▶ Aim of the exercise
Restate each entry word for word, leaving nothing out.
↓
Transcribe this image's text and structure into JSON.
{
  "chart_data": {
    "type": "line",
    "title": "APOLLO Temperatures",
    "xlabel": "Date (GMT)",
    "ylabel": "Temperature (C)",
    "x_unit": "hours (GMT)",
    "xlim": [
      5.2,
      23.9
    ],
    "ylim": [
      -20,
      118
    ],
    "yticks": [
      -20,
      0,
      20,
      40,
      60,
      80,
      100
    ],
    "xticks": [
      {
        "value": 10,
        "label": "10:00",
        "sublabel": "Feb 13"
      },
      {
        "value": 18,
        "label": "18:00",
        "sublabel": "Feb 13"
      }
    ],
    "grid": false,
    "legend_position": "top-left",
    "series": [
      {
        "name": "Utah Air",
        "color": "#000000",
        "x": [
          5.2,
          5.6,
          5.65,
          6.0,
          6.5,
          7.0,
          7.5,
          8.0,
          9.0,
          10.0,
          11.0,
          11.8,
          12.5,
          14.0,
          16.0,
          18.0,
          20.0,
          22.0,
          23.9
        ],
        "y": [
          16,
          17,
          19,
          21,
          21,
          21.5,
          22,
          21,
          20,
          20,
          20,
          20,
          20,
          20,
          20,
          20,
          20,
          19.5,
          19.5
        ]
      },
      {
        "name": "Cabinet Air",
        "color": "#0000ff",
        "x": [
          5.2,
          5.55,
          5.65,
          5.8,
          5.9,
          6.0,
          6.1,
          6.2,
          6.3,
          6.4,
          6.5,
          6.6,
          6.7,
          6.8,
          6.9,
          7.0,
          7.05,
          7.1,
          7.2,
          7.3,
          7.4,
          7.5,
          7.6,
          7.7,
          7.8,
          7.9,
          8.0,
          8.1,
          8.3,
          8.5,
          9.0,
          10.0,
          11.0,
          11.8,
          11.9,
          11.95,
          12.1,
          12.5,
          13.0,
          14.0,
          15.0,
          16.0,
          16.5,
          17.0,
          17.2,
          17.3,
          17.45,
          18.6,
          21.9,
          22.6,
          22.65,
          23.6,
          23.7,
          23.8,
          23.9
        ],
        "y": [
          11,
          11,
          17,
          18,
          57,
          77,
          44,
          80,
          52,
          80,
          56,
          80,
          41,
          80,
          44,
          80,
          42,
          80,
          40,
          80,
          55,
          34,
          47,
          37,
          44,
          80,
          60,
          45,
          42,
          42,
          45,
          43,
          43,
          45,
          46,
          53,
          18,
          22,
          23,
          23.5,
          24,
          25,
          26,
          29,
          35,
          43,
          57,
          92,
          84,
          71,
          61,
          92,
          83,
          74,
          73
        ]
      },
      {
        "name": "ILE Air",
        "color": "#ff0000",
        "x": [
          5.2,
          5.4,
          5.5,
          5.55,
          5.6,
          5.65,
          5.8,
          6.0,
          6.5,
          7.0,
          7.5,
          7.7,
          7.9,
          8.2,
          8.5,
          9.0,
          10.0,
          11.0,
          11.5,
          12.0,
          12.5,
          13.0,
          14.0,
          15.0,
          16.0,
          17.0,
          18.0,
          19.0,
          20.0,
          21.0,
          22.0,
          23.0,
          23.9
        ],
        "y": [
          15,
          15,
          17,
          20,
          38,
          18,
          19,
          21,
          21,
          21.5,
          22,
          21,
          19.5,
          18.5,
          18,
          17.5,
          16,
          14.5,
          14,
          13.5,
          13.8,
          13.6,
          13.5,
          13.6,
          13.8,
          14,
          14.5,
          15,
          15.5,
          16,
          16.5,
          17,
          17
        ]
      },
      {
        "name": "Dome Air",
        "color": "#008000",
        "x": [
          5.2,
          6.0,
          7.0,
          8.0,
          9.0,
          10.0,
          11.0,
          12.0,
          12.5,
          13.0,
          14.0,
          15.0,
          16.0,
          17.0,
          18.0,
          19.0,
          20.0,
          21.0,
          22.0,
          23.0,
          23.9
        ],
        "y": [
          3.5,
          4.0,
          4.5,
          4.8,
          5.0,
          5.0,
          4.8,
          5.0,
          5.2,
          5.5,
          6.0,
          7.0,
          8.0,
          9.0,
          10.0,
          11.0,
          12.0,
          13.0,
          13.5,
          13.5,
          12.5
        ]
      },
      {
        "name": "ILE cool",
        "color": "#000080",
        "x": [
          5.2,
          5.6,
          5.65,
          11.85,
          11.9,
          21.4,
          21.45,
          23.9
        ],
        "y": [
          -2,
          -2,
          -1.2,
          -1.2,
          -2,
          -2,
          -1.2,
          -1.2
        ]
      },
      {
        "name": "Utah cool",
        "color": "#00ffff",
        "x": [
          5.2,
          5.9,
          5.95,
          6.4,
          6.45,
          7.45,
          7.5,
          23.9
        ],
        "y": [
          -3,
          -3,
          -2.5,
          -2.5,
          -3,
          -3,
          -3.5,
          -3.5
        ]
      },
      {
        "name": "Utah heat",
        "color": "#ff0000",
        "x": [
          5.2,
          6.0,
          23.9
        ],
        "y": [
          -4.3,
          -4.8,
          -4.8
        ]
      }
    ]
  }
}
↑
▶ Output for this exercise
Transcribe this image's text and structure into JSON.
{
  "chart_data": {
    "type": "line",
    "title": "APOLLO Temperatures",
    "xlabel": "Date (GMT)",
    "ylabel": "Temperature (C)",
    "x_unit": "hours (GMT)",
    "xlim": [
      5.2,
      23.9
    ],
    "ylim": [
      -20,
      118
    ],
    "yticks": [
      -20,
      0,
      20,
      40,
      60,
      80,
      100
    ],
    "xticks": [
      {
        "value": 10,
        "label": "10:00",
        "sublabel": "Feb 13"
      },
      {
        "value": 18,
        "label": "18:00",
        "sublabel": "Feb 13"
      }
    ],
    "grid": false,
    "legend_position": "top-left",
    "series": [
      {
        "name": "Utah Air",
        "color": "#000000",
        "x": [
          5.2,
          5.6,
          5.65,
          6.0,
          6.5,
          7.0,
          7.5,
          8.0,
          9.0,
          10.0,
          11.0,
          11.8,
          12.5,
          14.0,
          16.0,
          18.0,
          20.0,
          22.0,
          23.9
        ],
        "y": [
          16,
          17,
          19,
          21,
          21,
          21.5,
          22,
          21,
          20,
          20,
          20,
          20,
          20,
          20,
          20,
          20,
          20,
          19.5,
          19.5
        ]
      },
      {
        "name": "Cabinet Air",
        "color": "#0000ff",
        "x": [
          5.2,
          5.55,
          5.65,
          5.8,
          5.9,
          6.0,
          6.1,
          6.2,
          6.3,
          6.4,
          6.5,
          6.6,
          6.7,
          6.8,
          6.9,
          7.0,
          7.05,
          7.1,
          7.2,
          7.3,
          7.4,
          7.5,
          7.6,
          7.7,
          7.8,
          7.9,
          8.0,
          8.1,
          8.3,
          8.5,
          9.0,
          10.0,
          11.0,
          11.8,
          11.9,
          11.95,
          12.1,
          12.5,
          13.0,
          14.0,
          15.0,
          16.0,
          16.5,
          17.0,
          17.2,
          17.3,
          17.45,
          18.6,
          21.9,
          22.6,
          22.65,
          23.6,
          23.7,
          23.8,
          23.9
        ],
        "y": [
          11,
          11,
          17,
          18,
          57,
          77,
          44,
          80,
          52,
          80,
          56,
          80,
          41,
          80,
          44,
          80,
          42,
          80,
          40,
          80,
          55,
          34,
          47,
          37,
          44,
          80,
          60,
          45,
          42,
          42,
          45,
          43,
          43,
          45,
          46,
          53,
          18,
          22,
          23,
          23.5,
          24,
          25,
          26,
          29,
          35,
          43,
          57,
          92,
          84,
          71,
          61,
          92,
          83,
          74,
          73
        ]
      },
      {
        "name": "ILE Air",
        "color": "#ff0000",
        "x": [
          5.2,
          5.4,
          5.5,
          5.55,
          5.6,
          5.65,
          5.8,
          6.0,
          6.5,
          7.0,
          7.5,
          7.7,
          7.9,
          8.2,
          8.5,
          9.0,
          10.0,
          11.0,
          11.5,
          12.0,
          12.5,
          13.0,
          14.0,
          15.0,
          16.0,
          17.0,
          18.0,
          19.0,
          20.0,
          21.0,
          22.0,
          23.0,
          23.9
        ],
        "y": [
          15,
          15,
          17,
          20,
          38,
          18,
          19,
          21,
          21,
          21.5,
          22,
          21,
          19.5,
          18.5,
          18,
          17.5,
          16,
          14.5,
          14,
          13.5,
          13.8,
          13.6,
          13.5,
          13.6,
          13.8,
          14,
          14.5,
          15,
          15.5,
          16,
          16.5,
          17,
          17
        ]
      },
      {
        "name": "Dome Air",
        "color": "#008000",
        "x": [
          5.2,
          6.0,
          7.0,
          8.0,
          9.0,
          10.0,
          11.0,
          12.0,
          12.5,
          13.0,
          14.0,
          15.0,
          16.0,
          17.0,
          18.0,
          19.0,
          20.0,
          21.0,
          22.0,
          23.0,
          23.9
        ],
        "y": [
          3.5,
          4.0,
          4.5,
          4.8,
          5.0,
          5.0,
          4.8,
          5.0,
          5.2,
          5.5,
          6.0,
          7.0,
          8.0,
          9.0,
          10.0,
          11.0,
          12.0,
          13.0,
          13.5,
          13.5,
          12.5
        ]
      },
      {
        "name": "ILE cool",
        "color": "#000080",
        "x": [
          5.2,
          5.6,
          5.65,
          11.85,
          11.9,
          21.4,
          21.45,
          23.9
        ],
        "y": [
          -2,
          -2,
          -1.2,
          -1.2,
          -2,
          -2,
          -1.2,
          -1.2
        ]
      },
      {
        "name": "Utah cool",
        "color": "#00ffff",
        "x": [
          5.2,
          5.9,
          5.95,
          6.4,
          6.45,
          7.45,
          7.5,
          23.9
        ],
        "y": [
          -3,
          -3,
          -2.5,
          -2.5,
          -3,
          -3,
          -3.5,
          -3.5
        ]
      },
      {
        "name": "Utah heat",
        "color": "#ff0000",
        "x": [
          5.2,
          6.0,
          23.9
        ],
        "y": [
          -4.3,
          -4.8,
          -4.8
        ]
      }
    ]
  }
}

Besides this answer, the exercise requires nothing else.